■ SET TASK
Write out every entry word for word.

■ AVAILABLE DATA
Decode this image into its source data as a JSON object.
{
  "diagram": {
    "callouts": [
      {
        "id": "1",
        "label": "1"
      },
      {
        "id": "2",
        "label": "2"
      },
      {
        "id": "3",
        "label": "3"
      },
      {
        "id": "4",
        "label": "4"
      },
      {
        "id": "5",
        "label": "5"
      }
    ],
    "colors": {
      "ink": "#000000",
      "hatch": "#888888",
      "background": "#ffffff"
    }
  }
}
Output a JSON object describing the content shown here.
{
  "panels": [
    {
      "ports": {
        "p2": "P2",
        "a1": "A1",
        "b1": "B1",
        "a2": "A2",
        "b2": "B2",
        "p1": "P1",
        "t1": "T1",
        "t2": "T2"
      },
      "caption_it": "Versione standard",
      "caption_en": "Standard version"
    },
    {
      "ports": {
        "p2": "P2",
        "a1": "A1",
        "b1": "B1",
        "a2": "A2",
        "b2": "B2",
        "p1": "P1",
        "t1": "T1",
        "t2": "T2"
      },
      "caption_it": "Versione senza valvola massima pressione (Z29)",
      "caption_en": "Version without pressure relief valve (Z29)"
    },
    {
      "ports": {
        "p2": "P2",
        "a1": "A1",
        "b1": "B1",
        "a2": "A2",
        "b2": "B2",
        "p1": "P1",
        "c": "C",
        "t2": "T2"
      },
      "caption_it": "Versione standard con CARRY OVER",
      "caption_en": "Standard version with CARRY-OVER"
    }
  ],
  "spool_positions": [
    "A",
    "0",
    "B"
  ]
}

■ WORKED SOLUTION
Decode this image into its source data as a JSON object.
{
  "diagram": {
    "callouts": [
      {
        "id": "1",
        "label": "1"
      },
      {
        "id": "2",
        "label": "2"
      },
      {
        "id": "3",
        "label": "3"
      },
      {
        "id": "4",
        "label": "4"
      },
      {
        "id": "5",
        "label": "5"
      }
    ],
    "colors": {
      "ink": "#000000",
      "hatch": "#888888",
      "background": "#ffffff"
    }
  }
}
Output a JSON object describing the content shown here.
{
  "panels": [
    {
      "ports": {
        "p2": "P2",
        "a1": "A1",
        "b1": "B1",
        "a2": "A2",
        "b2": "B2",
        "p1": "P1",
        "t1": "T1",
        "t2": "T2"
      },
      "caption_it": "Versione standard",
      "caption_en": "Standard version"
    },
    {
      "ports": {
        "p2": "P2",
        "a1": "A1",
        "b1": "B1",
        "a2": "A2",
        "b2": "B2",
        "p1": "P1",
        "t1": "T1",
        "t2": "T2"
      },
      "caption_it": "Versione senza valvola massima pressione (Z29)",
      "caption_en": "Version without pressure relief valve (Z29)"
    },
    {
      "ports": {
        "p2": "P2",
        "a1": "A1",
        "b1": "B1",
        "a2": "A2",
        "b2": "B2",
        "p1": "P1",
        "c": "C",
        "t2": "T2"
      },
      "caption_it": "Versione standard con CARRY OVER",
      "caption_en": "Standard version with CARRY-OVER"
    }
  ],
  "spool_positions": [
    "A",
    "0",
    "B"
  ]
}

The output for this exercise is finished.